→ **Trecho de origem**:
——————————
Rodrigues Alves resolveu dar um basta na situação e convocou Francisco Pereira Passos, prefeito do Rio de Janeiro, para montar um plano de reestruturação da cidade. O saneamento básico era um desastre na então capital do Brasil. A coleta de lixo não funcionava. Grande parte da população vivia em cortiços. Quer cenário mais perfeito para a proliferação não só de febre amarela, mas também de tuberculose, tifo, peste bubônica e diversos outros males infecciosos?
Passos promoveu uma gigantesca reforma na cidade: alargou ruas e avenidas, destruiu os barracos e começou a estruturar um projeto de saneamento condizente com o tamanho da capital fluminense. Para comandar a missão na área da saúde, o time ganhou um reforço de peso: o sanitarista Oswaldo Cruz. E ele “chegou chegando”, como se diz no popular: logo em seus primeiros discursos, prometeu erradicar a febre amarela da Cidade Maravilhosa em três anos.
——————————
→ **Dados de origem**:

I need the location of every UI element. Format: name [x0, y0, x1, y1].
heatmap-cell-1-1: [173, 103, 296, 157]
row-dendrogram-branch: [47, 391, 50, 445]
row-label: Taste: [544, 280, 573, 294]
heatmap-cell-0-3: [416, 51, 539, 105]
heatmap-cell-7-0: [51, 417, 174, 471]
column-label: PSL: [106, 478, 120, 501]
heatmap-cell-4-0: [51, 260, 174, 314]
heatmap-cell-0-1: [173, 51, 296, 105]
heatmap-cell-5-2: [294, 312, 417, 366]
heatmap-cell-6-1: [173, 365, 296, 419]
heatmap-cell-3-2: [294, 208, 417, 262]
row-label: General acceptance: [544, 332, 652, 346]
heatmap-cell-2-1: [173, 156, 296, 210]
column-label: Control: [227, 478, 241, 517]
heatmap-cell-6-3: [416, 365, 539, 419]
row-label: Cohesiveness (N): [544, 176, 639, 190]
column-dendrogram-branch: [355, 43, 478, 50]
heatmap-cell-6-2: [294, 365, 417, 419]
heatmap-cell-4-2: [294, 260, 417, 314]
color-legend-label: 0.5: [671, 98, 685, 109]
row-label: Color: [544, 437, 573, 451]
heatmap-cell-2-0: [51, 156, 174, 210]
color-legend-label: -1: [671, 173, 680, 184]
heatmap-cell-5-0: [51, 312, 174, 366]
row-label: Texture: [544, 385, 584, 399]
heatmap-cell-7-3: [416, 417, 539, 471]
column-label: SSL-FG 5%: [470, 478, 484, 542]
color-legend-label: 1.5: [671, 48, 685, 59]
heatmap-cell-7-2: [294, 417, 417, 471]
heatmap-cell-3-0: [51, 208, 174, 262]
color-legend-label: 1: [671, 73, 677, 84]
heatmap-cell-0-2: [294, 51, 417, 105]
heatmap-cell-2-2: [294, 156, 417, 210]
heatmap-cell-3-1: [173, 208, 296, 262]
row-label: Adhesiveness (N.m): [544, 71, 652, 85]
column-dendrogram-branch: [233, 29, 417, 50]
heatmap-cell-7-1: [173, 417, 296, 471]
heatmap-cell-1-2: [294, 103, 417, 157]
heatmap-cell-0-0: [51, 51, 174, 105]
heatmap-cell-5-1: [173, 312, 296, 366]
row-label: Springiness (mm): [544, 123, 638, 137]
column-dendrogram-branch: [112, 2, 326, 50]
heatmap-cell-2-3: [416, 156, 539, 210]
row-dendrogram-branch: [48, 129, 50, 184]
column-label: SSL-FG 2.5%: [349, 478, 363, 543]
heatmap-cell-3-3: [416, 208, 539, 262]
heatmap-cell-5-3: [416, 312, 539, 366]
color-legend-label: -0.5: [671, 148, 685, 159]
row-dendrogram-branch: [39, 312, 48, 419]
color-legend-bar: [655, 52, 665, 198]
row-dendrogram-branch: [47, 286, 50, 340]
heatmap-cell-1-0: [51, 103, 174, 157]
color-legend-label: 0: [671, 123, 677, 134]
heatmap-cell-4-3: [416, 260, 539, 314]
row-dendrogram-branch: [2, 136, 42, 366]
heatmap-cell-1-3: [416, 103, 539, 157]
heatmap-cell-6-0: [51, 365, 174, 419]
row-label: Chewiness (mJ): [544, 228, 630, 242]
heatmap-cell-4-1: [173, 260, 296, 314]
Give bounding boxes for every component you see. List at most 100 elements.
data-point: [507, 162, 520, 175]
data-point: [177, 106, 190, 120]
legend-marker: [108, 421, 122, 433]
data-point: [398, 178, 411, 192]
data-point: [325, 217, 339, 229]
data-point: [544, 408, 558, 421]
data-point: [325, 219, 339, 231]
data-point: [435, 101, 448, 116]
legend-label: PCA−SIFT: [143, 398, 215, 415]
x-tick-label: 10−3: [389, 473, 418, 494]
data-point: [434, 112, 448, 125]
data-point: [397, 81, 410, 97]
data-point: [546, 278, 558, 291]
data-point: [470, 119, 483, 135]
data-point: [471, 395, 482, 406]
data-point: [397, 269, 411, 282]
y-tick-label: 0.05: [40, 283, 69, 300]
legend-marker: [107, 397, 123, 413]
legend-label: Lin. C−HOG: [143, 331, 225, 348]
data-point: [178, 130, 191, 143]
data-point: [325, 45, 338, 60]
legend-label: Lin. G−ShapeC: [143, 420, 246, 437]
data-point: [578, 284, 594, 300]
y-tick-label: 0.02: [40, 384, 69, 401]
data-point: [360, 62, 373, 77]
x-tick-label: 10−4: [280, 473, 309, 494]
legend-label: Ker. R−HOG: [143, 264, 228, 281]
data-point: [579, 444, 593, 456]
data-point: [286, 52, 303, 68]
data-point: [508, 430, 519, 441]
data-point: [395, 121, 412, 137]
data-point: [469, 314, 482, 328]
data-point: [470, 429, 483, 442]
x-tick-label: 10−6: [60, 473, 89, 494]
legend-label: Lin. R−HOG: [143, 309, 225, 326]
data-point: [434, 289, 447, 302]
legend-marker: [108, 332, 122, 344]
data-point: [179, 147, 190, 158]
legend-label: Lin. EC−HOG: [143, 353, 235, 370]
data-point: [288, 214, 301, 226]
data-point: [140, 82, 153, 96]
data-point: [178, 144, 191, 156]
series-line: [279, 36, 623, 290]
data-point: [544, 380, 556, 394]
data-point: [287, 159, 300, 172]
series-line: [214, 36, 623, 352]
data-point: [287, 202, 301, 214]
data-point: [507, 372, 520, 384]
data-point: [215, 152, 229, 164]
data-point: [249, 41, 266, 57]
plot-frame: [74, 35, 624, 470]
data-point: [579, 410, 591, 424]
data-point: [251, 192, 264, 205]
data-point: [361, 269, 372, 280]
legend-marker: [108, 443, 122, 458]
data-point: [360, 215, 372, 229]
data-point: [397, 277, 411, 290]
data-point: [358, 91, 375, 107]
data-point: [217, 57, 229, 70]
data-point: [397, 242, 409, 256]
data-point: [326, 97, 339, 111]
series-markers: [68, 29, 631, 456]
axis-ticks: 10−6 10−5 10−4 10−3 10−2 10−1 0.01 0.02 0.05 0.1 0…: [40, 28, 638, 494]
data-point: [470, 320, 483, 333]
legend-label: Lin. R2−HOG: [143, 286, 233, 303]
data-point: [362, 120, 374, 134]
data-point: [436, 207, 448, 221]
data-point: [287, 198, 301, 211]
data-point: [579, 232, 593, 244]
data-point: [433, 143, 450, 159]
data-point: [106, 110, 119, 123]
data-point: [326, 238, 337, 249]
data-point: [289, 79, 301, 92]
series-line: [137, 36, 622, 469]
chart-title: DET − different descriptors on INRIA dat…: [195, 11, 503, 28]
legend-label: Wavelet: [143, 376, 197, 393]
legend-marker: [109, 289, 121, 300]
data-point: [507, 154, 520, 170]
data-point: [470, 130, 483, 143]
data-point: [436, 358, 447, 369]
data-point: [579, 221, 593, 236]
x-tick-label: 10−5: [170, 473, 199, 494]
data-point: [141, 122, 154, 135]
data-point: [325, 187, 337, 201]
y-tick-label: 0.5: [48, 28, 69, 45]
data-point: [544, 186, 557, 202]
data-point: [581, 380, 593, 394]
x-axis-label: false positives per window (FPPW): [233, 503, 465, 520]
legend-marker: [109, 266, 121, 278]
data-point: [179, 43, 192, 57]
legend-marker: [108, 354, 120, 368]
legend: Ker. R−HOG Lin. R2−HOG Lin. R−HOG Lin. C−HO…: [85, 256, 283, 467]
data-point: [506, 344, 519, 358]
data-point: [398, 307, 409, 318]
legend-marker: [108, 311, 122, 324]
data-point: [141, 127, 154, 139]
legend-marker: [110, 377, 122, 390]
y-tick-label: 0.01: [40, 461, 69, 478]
——————————
→ **Tarefas a cumprir**:
[1] Reescreva o texto sobre a reforma sanitária do Rio de Janeiro, começando em "Rodrigues Alves resolveu" e seguindo até "outros males infecciosos?", trocando "cortiços" por "habitações coletivas".
[2] Responda com base no texto sobre a reforma sanitária do Rio de Janeiro:
(a) Quem Rodrigues Alves convocou para montar o plano de reestruturação da cidade?
(b) Onde vivia grande parte da população?
(c) Em quantos anos Oswaldo Cruz prometeu erradicar a febre amarela da Cidade Maravilhosa?
[3] Dê prosseguimento ao texto sobre a reforma sanitária do Rio de Janeiro a partir do ponto em que ele termina.

→ **Respostas**:
[1]
Rodrigues Alves resolveu dar um basta na situação e convocou Francisco Pereira Passos, prefeito do Rio de Janeiro, para montar um plano de reestruturação da cidade. O saneamento básico era um desastre na então capital do Brasil. A coleta de lixo não funcionava. Grande parte da população vivia em habitações coletivas. Quer cenário mais perfeito para a proliferação não só de febre amarela, mas também de tuberculose, tifo, peste bubônica e diversos outros males infecciosos?

[2]
(a) Francisco Pereira Passos, prefeito do Rio de Janeiro.
(b) Em cortiços.
(c) Em três anos.

[3]
Ao contrário de outros especialistas, que acreditavam que a infecção passava por meio do contato com roupas e colchões contaminados, Cruz apostava na ideia de que a doença era transmitida pela picada do Aedes. Apesar de ter sido ridicularizado por seus pares e pelos jornais da época, o expert acertou na mosca (ou, melhor, no mosquito).
Guerra Civil
O sanitarista recrutou soldados do exército e prisioneiros para fazer uma verdadeira faxina. Os agentes, apelidados de “mata-mosquitos”, tinham permissão para entrar nas casas (mesmo sem a autorização dos moradores) e até internar compulsoriamente aqueles indivíduos que aparentavam sintomas da moléstia. Todos os 65 mil prédios do Rio de Janeiro passaram por uma vasculha. Vários foram considerados insalubres e muitos acabaram demolidos.
É óbvio que a ação gerou grande polêmica e foi um dos motivos para a eclosão da famosa “Revolta da Vacina” entre os dias 10 e 16 de novembro de 1904. Além de toda a bagunça e a intromissão em seus lares, todos os cidadãos eram obrigados a tomar a vacina contra a varíola numa época que não existia campanha nenhuma deste tipo. Claro que o povo ficou possesso e saiu para protestar, com direito a barricadas, batalhas nas ruas e decreto de estado de sítio.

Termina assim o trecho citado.